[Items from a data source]
┄┄┄┄┄┄┄┄┄┄

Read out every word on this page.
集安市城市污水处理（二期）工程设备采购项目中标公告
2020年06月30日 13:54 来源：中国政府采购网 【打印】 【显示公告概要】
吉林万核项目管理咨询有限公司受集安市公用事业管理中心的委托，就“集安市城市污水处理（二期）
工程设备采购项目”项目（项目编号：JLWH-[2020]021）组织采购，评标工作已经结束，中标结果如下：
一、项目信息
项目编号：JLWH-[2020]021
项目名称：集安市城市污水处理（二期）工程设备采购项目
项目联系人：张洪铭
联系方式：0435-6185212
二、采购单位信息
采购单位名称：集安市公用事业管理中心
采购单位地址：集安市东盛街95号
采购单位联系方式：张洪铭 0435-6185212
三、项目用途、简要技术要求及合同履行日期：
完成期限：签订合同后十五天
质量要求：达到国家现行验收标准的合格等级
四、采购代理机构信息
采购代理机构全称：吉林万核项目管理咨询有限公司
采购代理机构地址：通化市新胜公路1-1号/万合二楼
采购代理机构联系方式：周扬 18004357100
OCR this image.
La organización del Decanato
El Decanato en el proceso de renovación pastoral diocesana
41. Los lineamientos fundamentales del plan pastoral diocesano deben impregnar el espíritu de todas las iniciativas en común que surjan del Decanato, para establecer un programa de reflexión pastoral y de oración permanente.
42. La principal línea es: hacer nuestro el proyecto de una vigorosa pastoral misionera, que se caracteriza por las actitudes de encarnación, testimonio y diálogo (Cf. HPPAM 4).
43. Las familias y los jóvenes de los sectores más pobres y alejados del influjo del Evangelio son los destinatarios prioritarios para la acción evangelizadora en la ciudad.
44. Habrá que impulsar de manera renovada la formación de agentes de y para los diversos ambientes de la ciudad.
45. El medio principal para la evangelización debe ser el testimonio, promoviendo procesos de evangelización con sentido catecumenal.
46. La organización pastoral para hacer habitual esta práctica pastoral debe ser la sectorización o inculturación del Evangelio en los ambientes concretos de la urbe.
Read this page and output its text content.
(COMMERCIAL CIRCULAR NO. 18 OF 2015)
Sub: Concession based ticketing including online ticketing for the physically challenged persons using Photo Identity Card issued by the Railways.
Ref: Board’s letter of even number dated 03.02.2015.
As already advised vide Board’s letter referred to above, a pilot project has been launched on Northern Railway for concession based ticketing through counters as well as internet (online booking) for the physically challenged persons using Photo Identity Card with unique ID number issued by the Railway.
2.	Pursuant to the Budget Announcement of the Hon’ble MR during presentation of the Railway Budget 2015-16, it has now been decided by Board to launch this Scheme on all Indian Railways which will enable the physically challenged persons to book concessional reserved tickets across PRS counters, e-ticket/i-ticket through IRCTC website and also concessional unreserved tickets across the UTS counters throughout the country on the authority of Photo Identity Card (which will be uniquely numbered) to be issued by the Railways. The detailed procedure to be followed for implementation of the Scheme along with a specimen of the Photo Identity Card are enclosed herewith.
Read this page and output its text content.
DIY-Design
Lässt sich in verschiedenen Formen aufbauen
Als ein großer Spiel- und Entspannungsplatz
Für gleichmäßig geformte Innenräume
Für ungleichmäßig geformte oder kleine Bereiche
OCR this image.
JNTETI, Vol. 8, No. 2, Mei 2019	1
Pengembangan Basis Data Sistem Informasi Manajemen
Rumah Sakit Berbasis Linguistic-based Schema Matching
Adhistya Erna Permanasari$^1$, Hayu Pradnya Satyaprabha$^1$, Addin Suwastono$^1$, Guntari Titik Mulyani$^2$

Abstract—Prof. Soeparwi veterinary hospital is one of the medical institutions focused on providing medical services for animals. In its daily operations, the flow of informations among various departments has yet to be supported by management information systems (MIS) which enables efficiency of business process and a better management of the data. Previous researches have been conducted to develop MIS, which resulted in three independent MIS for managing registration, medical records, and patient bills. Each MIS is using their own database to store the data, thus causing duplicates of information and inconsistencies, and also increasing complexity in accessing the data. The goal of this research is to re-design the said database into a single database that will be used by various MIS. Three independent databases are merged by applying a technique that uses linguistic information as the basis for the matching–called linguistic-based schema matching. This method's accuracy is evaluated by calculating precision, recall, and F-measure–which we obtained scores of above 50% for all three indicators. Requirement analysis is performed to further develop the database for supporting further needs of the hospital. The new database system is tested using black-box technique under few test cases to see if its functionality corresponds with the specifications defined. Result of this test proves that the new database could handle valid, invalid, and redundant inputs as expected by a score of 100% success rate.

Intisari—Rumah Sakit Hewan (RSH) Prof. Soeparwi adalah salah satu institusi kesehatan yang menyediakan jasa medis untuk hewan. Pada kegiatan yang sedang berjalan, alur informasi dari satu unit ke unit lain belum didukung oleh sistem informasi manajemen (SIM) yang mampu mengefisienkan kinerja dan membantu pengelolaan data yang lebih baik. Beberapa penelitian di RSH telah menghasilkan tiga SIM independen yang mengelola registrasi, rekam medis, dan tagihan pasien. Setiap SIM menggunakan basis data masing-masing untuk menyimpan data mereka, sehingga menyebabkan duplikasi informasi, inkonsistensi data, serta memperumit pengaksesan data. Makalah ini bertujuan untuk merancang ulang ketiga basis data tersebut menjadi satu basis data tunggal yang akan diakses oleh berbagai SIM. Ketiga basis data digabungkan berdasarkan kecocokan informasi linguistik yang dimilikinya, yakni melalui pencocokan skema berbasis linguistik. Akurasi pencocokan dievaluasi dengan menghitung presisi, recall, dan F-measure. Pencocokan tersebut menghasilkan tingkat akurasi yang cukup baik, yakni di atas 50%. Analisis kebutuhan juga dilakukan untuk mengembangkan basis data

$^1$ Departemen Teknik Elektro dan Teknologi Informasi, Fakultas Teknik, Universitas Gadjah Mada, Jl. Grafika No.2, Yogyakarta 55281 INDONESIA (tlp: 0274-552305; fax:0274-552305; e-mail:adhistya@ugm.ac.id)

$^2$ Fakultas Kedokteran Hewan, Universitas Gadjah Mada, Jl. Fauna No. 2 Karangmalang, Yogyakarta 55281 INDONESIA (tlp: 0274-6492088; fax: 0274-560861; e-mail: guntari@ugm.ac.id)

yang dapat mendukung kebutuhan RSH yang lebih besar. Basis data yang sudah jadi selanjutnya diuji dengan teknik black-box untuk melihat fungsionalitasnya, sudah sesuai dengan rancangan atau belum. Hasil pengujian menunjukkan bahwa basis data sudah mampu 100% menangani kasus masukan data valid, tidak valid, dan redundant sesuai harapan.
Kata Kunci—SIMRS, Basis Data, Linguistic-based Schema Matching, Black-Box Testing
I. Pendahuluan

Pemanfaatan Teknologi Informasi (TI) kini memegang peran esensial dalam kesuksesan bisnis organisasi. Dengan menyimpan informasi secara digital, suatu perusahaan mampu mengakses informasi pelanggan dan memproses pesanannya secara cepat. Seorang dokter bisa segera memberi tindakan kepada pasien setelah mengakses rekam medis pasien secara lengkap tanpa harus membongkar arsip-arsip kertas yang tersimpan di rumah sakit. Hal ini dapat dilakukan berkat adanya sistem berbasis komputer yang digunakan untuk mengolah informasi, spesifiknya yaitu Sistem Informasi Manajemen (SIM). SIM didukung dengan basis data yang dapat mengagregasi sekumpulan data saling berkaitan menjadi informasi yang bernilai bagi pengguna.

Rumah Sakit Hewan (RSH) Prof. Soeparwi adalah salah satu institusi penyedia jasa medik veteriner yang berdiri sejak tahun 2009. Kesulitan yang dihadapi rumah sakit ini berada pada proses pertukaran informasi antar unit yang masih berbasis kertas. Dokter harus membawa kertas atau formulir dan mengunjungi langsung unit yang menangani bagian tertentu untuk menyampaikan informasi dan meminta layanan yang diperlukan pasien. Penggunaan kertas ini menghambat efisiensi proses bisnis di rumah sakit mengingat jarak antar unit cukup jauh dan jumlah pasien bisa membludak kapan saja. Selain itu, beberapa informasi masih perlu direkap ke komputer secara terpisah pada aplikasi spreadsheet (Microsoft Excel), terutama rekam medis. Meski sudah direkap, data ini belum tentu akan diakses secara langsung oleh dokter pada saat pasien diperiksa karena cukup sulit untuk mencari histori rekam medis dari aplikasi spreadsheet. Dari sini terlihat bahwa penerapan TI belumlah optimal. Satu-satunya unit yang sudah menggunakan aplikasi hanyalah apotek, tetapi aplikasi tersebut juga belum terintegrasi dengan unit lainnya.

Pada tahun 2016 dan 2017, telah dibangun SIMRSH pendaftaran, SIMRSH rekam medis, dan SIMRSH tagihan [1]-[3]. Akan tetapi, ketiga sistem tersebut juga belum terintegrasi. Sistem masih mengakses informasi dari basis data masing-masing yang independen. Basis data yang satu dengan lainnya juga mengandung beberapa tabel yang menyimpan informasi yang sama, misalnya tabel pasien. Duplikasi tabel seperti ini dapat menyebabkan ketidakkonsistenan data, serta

┄┄┄┄┄┄┄┄┄┄

PROBLEM TO WORK ON:
Read the entries above, then pull out the lines that include "JLWH".

WRITTEN REPLY:
工程设备采购项目”项目（项目编号：JLWH-[2020]021）组织采购，评标工作已经结束，中标结果如下：
项目编号：JLWH-[2020]021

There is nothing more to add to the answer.